- _Supplied material_:
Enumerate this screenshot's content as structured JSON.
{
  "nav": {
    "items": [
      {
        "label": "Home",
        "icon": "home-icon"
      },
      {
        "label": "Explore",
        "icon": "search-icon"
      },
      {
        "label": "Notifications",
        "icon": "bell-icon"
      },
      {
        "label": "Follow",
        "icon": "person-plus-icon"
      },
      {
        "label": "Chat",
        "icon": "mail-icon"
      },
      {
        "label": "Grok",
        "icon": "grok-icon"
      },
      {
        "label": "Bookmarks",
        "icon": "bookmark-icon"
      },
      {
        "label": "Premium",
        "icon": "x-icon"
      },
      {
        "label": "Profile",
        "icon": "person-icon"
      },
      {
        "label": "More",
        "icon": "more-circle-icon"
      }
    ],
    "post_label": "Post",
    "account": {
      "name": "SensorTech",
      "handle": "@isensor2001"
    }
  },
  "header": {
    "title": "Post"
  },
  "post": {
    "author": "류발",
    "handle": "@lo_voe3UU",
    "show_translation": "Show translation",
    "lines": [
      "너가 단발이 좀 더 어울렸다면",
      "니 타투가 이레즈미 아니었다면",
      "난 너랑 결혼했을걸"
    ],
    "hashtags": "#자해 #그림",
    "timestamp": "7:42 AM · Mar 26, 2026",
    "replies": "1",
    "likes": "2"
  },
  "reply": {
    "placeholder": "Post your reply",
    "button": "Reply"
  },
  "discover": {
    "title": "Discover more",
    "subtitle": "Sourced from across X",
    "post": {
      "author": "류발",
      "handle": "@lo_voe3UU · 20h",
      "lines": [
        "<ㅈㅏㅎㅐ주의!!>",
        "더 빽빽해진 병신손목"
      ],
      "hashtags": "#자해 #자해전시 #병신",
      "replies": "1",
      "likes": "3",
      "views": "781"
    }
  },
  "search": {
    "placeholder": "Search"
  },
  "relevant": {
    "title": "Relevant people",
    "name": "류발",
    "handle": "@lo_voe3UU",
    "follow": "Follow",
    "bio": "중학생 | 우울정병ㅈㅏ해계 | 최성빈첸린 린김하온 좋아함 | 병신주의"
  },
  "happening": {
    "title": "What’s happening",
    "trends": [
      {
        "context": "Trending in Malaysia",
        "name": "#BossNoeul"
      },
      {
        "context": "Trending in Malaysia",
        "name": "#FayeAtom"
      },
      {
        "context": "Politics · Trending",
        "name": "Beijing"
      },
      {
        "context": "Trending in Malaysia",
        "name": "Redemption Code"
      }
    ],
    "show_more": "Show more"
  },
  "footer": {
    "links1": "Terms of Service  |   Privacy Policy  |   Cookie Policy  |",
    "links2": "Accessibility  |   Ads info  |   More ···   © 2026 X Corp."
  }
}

- _Challenge_:
Find the count of lines in the data above where the string "name" occurs. Provide that number alone.

- _Response to the task_:
6